Stated goal = Among the records below, find each line that includes the string "Bank" and copy it.

Record extracts =

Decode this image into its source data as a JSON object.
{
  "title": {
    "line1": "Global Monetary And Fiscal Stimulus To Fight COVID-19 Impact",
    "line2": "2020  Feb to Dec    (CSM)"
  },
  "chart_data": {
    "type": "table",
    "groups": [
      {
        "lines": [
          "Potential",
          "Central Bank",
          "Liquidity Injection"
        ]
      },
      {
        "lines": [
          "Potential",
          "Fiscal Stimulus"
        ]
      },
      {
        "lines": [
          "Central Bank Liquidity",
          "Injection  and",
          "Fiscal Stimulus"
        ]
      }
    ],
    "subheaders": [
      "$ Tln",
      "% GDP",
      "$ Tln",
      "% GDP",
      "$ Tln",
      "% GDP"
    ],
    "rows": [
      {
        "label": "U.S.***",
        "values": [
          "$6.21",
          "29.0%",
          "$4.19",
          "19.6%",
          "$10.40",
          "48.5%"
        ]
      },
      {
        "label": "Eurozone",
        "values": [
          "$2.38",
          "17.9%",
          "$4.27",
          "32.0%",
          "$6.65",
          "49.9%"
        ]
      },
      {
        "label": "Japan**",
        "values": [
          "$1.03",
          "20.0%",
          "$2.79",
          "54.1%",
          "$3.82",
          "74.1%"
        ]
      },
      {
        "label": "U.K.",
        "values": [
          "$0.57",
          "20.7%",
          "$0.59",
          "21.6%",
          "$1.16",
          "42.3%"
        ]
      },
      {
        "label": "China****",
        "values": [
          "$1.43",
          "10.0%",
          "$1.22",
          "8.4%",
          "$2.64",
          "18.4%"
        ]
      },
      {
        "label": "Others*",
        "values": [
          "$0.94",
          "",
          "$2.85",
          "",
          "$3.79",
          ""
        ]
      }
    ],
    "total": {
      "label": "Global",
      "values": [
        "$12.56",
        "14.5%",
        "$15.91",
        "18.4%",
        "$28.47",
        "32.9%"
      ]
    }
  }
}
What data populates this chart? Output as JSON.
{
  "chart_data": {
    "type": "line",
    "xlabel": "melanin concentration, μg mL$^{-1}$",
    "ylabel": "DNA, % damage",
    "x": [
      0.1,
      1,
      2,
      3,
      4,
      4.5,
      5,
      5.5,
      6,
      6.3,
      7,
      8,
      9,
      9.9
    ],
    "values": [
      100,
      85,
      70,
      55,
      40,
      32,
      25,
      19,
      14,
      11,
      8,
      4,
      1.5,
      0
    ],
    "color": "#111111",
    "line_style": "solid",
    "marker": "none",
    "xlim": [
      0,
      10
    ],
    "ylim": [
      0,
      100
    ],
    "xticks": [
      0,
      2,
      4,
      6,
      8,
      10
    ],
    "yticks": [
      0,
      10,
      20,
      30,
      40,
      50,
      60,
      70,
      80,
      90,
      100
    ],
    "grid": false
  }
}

Answer to the exercise =
          "Central Bank",
          "Central Bank Liquidity",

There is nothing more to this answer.